:: Records shown

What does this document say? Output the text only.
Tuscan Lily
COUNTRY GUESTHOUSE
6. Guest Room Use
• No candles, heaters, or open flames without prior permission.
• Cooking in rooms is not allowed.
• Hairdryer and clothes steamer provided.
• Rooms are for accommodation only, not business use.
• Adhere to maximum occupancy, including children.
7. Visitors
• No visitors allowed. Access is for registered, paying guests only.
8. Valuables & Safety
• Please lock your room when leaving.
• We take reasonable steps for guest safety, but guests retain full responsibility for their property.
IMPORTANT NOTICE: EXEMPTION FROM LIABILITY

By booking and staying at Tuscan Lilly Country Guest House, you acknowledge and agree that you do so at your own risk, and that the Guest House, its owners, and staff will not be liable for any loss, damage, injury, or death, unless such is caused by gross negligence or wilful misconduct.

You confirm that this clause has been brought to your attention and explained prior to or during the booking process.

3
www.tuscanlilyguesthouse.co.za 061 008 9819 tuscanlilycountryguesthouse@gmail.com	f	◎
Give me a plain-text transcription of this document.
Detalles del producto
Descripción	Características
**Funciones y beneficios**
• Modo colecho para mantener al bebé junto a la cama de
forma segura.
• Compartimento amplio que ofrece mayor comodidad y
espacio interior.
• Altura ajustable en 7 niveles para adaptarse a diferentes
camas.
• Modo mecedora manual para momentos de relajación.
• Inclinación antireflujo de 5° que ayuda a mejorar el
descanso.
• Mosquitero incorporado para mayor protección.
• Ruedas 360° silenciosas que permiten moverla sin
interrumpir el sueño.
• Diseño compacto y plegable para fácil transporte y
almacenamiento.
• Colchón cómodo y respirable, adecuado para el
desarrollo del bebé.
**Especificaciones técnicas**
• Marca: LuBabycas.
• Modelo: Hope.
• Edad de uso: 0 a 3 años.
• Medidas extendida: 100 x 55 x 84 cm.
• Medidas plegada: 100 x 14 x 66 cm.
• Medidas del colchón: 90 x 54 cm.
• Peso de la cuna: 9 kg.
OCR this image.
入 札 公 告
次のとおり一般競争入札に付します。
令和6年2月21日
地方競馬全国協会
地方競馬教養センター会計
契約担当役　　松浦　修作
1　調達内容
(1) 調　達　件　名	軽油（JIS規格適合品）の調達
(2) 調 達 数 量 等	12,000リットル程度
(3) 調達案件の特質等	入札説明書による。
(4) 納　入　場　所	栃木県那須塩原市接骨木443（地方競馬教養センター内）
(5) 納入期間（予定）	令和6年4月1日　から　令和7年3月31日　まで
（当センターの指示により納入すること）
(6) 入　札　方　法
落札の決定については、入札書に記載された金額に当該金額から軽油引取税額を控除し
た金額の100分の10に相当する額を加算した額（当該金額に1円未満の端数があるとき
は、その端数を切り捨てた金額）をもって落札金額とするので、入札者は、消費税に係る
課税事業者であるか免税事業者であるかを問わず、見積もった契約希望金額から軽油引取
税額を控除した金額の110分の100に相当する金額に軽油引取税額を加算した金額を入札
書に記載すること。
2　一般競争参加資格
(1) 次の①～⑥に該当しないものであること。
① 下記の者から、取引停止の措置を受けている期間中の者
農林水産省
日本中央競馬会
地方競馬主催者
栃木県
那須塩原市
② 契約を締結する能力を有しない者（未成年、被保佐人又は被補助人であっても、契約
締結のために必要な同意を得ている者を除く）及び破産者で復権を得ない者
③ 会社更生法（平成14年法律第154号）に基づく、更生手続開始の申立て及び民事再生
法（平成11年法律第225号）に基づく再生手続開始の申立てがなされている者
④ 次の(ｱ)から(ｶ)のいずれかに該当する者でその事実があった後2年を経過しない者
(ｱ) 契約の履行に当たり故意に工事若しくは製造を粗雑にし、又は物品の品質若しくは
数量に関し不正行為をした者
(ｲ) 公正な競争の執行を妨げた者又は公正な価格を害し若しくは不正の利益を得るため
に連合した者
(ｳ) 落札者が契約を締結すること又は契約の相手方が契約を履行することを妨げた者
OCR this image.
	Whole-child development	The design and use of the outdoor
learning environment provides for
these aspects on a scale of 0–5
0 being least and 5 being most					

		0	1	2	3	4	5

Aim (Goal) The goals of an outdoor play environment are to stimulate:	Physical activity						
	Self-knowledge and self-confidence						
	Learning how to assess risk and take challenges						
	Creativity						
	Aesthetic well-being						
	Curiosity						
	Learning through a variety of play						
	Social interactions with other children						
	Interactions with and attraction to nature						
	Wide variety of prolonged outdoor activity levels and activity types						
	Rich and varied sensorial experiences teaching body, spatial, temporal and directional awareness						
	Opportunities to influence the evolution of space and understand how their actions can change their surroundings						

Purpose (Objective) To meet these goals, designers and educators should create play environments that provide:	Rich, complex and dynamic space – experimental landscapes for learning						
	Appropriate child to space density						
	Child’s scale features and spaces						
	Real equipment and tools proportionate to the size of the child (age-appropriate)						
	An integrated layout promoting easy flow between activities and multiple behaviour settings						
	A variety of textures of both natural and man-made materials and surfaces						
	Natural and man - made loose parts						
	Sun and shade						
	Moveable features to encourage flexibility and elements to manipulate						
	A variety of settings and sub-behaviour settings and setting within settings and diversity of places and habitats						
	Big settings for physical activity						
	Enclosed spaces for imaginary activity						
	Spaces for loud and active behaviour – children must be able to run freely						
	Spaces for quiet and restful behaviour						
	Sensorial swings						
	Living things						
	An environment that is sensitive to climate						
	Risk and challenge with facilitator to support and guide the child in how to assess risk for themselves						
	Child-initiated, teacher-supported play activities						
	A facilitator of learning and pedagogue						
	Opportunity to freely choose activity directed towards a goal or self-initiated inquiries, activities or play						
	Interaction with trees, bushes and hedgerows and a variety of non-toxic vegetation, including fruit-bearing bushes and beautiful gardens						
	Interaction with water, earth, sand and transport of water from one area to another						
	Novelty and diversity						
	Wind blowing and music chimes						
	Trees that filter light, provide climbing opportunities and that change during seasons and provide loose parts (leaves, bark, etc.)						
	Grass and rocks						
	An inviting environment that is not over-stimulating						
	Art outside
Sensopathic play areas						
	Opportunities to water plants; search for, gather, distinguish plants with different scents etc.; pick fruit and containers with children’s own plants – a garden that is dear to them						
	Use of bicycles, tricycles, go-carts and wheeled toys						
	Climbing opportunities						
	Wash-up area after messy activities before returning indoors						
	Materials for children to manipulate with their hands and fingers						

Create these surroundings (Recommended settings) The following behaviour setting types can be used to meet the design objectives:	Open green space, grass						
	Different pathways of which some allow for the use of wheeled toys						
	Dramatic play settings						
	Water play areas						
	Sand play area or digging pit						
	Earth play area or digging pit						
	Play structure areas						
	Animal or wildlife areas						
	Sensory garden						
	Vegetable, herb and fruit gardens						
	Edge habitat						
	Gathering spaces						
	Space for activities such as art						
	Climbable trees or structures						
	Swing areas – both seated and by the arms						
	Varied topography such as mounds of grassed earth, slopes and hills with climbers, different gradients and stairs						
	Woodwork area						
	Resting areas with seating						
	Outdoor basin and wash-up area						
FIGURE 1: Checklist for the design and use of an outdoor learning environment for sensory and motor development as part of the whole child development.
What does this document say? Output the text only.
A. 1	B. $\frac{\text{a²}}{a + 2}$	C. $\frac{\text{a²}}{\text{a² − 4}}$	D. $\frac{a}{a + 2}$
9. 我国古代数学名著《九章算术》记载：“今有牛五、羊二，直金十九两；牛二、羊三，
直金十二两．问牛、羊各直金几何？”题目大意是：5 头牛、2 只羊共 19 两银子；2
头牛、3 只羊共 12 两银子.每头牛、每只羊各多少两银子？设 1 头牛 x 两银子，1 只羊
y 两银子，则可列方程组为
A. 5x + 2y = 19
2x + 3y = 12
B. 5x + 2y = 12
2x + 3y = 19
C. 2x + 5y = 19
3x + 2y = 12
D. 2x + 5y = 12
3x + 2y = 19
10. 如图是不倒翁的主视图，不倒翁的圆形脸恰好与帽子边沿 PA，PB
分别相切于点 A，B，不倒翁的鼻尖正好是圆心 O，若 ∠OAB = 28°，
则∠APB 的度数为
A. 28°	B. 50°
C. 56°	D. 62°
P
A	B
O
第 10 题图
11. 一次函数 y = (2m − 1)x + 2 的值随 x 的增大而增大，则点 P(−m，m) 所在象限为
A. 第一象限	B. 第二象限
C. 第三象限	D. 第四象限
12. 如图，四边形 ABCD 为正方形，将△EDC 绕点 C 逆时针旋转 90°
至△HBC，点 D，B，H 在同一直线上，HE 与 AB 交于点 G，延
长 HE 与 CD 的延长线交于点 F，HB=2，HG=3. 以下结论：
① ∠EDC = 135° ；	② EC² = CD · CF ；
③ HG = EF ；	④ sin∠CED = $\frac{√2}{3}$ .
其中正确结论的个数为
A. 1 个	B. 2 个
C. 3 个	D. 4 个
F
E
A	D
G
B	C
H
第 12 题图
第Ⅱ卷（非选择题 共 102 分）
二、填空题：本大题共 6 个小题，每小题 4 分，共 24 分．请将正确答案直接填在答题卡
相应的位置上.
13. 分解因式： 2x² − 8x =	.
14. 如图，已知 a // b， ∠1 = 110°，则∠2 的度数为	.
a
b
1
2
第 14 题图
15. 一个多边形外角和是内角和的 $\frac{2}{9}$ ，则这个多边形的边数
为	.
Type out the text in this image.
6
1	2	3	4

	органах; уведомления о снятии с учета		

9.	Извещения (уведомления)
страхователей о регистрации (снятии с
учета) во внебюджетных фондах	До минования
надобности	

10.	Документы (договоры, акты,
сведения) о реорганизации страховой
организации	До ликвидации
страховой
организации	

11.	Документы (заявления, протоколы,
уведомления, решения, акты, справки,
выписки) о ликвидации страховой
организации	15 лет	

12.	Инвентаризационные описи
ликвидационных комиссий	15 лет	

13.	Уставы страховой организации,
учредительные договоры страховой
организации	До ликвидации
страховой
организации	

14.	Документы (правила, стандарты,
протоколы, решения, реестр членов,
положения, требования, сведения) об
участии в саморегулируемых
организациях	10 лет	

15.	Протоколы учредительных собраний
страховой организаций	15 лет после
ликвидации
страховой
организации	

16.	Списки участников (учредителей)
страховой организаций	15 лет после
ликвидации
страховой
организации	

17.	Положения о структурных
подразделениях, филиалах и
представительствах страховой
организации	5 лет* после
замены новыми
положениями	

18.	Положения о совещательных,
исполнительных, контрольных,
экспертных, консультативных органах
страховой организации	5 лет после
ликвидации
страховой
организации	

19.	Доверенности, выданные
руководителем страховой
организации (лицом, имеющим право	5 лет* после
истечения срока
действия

::::

--- Aim of the task ---
Find each line holding the word "Rich" and copy it.

--- The result ---
	Rich and varied sensorial experiences teaching body, spatial, temporal and directional awareness						
Purpose (Objective) To meet these goals, designers and educators should create play environments that provide:	Rich, complex and dynamic space – experimental landscapes for learning						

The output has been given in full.